>> START Extract

Jeremiah Mathew Dillon, A Biography

By 1874

By: Marlow Bumpus
March 29 2004

My great Grandfather, Jeremiah Mathew Dillon, was born somewhere in Ireland in 1842 or 43 to Jeremiah and Margaret Dillon. In 1850, toward the end of the potato famine when Jeremiah was 7 and his older brother David was 13, the family immigrated to America. The Dillon's landed in New York and were there when the census enumerator counted them in the Eastern Division of the First Ward of New York City. Jeremiah Sr. was 36 and Margaret was 35. Living in the same house was a family by the name of Dean. They were John 30, Mary 24, Ellen 1 and a fellow named Charles Cayhill. The new Irish emigrants were not liked then, not even by the American born Irish. Times were tough and there was not much work. Many of the Irish of the day joined gangs of New Irish and Old Irish that had a deep hatred toward one another and battles were fought. The New Irish stuck together in the run-down tenements. Many of them migrated west early on and started new settlements. Many worked the many mineral mines of California, Colorado, Missouri, Nevada, Pennsylvania, and other points "out west" There was one mining town in Colorado in the last half of the 19th century that was almost all Irish. It was founded by an Irishman who would only hire Irish.

I'm not sure where Jeremiah's family moved to or when they left New York I suspect they were the Dillon family recorded in the 1880 census in Dakota County Minnesota and that Jeremiah Mathew joined the army serving in the Civil War for the Union, mostly in the Mid Western States around Missouri Kansas and Arkansas.

>> END Extract

▶ **Exercise set**
• a. Please reproduce the stretch of the Dillon biography from "I'm not sure" through "Kansas and Arkansas.".
• b. Write the next part of the Dillon biography, picking up after its final sentence.
The rows come from a separate source unrelated to the Dillon biography.

>> START Dataset

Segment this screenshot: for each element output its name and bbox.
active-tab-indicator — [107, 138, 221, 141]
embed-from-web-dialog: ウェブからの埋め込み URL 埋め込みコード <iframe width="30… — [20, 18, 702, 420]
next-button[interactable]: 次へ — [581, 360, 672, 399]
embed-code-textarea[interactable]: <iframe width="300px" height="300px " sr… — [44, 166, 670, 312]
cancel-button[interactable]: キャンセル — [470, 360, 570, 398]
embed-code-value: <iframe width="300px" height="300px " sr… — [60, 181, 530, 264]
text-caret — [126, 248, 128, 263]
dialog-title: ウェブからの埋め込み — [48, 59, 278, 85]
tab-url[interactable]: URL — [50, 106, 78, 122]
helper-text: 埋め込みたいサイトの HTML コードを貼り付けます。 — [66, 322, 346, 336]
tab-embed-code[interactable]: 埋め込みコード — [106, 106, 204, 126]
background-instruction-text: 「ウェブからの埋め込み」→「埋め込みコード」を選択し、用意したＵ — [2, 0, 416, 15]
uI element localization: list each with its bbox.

>> END Dataset
>> START Dataset

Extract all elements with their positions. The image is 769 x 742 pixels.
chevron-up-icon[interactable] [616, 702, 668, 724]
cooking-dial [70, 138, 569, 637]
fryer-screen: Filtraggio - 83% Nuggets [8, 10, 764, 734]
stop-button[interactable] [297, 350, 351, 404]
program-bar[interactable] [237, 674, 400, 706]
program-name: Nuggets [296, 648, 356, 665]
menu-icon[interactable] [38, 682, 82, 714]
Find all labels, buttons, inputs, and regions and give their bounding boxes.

>> END Dataset

▶ **Set of answers**
• a.
I'm not sure where Jeremiah's family moved to or when they left New York I suspect they were the Dillon family recorded in the 1880 census in Dakota County Minnesota and that Jeremiah Mathew joined the army serving in the Civil War for the Union, mostly in the Mid Western States around Missouri Kansas and Arkansas.

• b.
After the war Jeremiah worked at whatever he could and moved often to stay employed. Such was his pattern the rest of his life. At some point he met Clara Olive Gardner who was born in Effingham, Illinois, July 3, 1857. They were married in Clarksville, Arkansas on June 15, 1871. Clara described Jeremiah Mathew Dillon as having "blue eyes, auburn hair, curly or wavy, medium sized, 5 ft. 5 to 8 inches tall, maximum weight, 160 lbs." She claimed he worked as a "bookkeeper, engineer, saloonkeeper, merchant and jack-of-all-trades". Clara said her father deserted the family after the war and that she eventually took her younger sister and moved to Louisville, Kentucky leaving her older brother Frank and sister Elizabeth on the family farm.

Jeremiah and Clara Dillon were living in Joplin, Missouri in late 1874 when Mary Ellen was born. The twins; Oma and Nova were born in Arkansas in 1876. They were back in Missouri in 1878 when daughter Olive was born.

In 1880 the census taker found Jeremiah and Clara, or Olive, as she preferred, in the young town of Eureka Springs, Carroll County, Arkansas. "Eureka Springs A Pictorial History" published in 1975 by the Eureka Springs Carnegie Public Library Association reviles that a pioneer settler, Dr. Alvah Jackson, first located the site of Eureka Springs in the Ozark Mountains of North West Arkansas. He had been searching for the "Indian Healing Springs" for many years and felt he had found them in 1856 in the mountains west of Berryville Arkansas while he was hunting. He claimed to witness the healing of his young son's eyes after they had been bathed in water from the spring. Feeling the water had healing powers, he began to make use of it in his practice. The spring remained hidden in the wilderness until 1879 when people began coming by the hundreds, in search of "the healing water". The Midwestern Plains Indians had been using the "Great Healing Springs" for centuries. The town grew to become a tourist town, which it remains today, and is still visited for it's healing powers by people from all over the world.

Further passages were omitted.